*Given data:*

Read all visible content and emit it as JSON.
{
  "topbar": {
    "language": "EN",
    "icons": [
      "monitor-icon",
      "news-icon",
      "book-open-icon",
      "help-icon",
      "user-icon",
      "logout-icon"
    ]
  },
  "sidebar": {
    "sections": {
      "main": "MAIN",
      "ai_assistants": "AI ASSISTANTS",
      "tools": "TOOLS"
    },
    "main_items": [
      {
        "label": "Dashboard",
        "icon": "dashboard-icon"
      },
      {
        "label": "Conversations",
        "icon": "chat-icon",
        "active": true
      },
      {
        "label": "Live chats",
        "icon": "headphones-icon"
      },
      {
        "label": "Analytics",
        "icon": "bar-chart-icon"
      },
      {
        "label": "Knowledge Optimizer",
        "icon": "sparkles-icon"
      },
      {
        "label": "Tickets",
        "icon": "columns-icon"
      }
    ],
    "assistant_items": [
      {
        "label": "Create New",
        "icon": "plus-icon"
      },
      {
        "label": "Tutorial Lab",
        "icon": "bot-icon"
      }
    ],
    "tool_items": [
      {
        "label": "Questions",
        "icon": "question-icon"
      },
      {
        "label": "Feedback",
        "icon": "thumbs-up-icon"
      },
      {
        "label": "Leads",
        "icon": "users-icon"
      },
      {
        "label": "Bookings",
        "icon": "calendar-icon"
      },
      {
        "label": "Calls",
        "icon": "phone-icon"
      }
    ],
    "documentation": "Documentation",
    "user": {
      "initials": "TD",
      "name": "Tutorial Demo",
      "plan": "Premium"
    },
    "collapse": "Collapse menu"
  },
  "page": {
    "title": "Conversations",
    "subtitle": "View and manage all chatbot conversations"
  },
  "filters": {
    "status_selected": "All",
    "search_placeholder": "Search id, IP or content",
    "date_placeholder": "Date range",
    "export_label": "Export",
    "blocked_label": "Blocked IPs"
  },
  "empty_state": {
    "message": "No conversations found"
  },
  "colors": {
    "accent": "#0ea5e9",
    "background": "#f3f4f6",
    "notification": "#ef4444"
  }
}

*Task goal:* Return the material exactly as it stands.

*Task output:*
Read all visible content and emit it as JSON.
{
  "topbar": {
    "language": "EN",
    "icons": [
      "monitor-icon",
      "news-icon",
      "book-open-icon",
      "help-icon",
      "user-icon",
      "logout-icon"
    ]
  },
  "sidebar": {
    "sections": {
      "main": "MAIN",
      "ai_assistants": "AI ASSISTANTS",
      "tools": "TOOLS"
    },
    "main_items": [
      {
        "label": "Dashboard",
        "icon": "dashboard-icon"
      },
      {
        "label": "Conversations",
        "icon": "chat-icon",
        "active": true
      },
      {
        "label": "Live chats",
        "icon": "headphones-icon"
      },
      {
        "label": "Analytics",
        "icon": "bar-chart-icon"
      },
      {
        "label": "Knowledge Optimizer",
        "icon": "sparkles-icon"
      },
      {
        "label": "Tickets",
        "icon": "columns-icon"
      }
    ],
    "assistant_items": [
      {
        "label": "Create New",
        "icon": "plus-icon"
      },
      {
        "label": "Tutorial Lab",
        "icon": "bot-icon"
      }
    ],
    "tool_items": [
      {
        "label": "Questions",
        "icon": "question-icon"
      },
      {
        "label": "Feedback",
        "icon": "thumbs-up-icon"
      },
      {
        "label": "Leads",
        "icon": "users-icon"
      },
      {
        "label": "Bookings",
        "icon": "calendar-icon"
      },
      {
        "label": "Calls",
        "icon": "phone-icon"
      }
    ],
    "documentation": "Documentation",
    "user": {
      "initials": "TD",
      "name": "Tutorial Demo",
      "plan": "Premium"
    },
    "collapse": "Collapse menu"
  },
  "page": {
    "title": "Conversations",
    "subtitle": "View and manage all chatbot conversations"
  },
  "filters": {
    "status_selected": "All",
    "search_placeholder": "Search id, IP or content",
    "date_placeholder": "Date range",
    "export_label": "Export",
    "blocked_label": "Blocked IPs"
  },
  "empty_state": {
    "message": "No conversations found"
  },
  "colors": {
    "accent": "#0ea5e9",
    "background": "#f3f4f6",
    "notification": "#ef4444"
  }
}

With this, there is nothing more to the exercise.